[DIRECTIONS]: Return the whole listing, keeping every character the same.
• • •
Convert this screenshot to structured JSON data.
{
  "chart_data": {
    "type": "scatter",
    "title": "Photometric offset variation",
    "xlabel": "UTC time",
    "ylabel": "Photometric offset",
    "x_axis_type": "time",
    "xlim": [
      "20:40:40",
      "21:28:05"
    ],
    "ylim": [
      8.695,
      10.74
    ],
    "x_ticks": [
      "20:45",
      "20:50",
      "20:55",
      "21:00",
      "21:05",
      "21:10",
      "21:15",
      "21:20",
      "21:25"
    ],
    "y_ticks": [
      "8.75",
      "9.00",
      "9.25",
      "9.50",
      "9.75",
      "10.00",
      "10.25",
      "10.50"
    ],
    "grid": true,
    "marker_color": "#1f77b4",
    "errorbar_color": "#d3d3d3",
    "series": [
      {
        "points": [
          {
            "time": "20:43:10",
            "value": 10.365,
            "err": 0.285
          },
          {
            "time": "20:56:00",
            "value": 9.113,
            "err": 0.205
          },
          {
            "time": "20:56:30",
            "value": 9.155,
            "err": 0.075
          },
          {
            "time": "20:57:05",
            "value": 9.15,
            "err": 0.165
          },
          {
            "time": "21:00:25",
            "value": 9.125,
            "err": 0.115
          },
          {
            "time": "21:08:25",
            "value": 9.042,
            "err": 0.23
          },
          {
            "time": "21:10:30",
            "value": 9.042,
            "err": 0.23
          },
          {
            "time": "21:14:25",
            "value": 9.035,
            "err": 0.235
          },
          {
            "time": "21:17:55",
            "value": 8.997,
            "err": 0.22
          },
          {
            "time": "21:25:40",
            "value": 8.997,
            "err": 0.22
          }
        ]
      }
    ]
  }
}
• • •
[EXERCISE SOLUTION]:
Convert this screenshot to structured JSON data.
{
  "chart_data": {
    "type": "scatter",
    "title": "Photometric offset variation",
    "xlabel": "UTC time",
    "ylabel": "Photometric offset",
    "x_axis_type": "time",
    "xlim": [
      "20:40:40",
      "21:28:05"
    ],
    "ylim": [
      8.695,
      10.74
    ],
    "x_ticks": [
      "20:45",
      "20:50",
      "20:55",
      "21:00",
      "21:05",
      "21:10",
      "21:15",
      "21:20",
      "21:25"
    ],
    "y_ticks": [
      "8.75",
      "9.00",
      "9.25",
      "9.50",
      "9.75",
      "10.00",
      "10.25",
      "10.50"
    ],
    "grid": true,
    "marker_color": "#1f77b4",
    "errorbar_color": "#d3d3d3",
    "series": [
      {
        "points": [
          {
            "time": "20:43:10",
            "value": 10.365,
            "err": 0.285
          },
          {
            "time": "20:56:00",
            "value": 9.113,
            "err": 0.205
          },
          {
            "time": "20:56:30",
            "value": 9.155,
            "err": 0.075
          },
          {
            "time": "20:57:05",
            "value": 9.15,
            "err": 0.165
          },
          {
            "time": "21:00:25",
            "value": 9.125,
            "err": 0.115
          },
          {
            "time": "21:08:25",
            "value": 9.042,
            "err": 0.23
          },
          {
            "time": "21:10:30",
            "value": 9.042,
            "err": 0.23
          },
          {
            "time": "21:14:25",
            "value": 9.035,
            "err": 0.235
          },
          {
            "time": "21:17:55",
            "value": 8.997,
            "err": 0.22
          },
          {
            "time": "21:25:40",
            "value": 8.997,
            "err": 0.22
          }
        ]
      }
    ]
  }
}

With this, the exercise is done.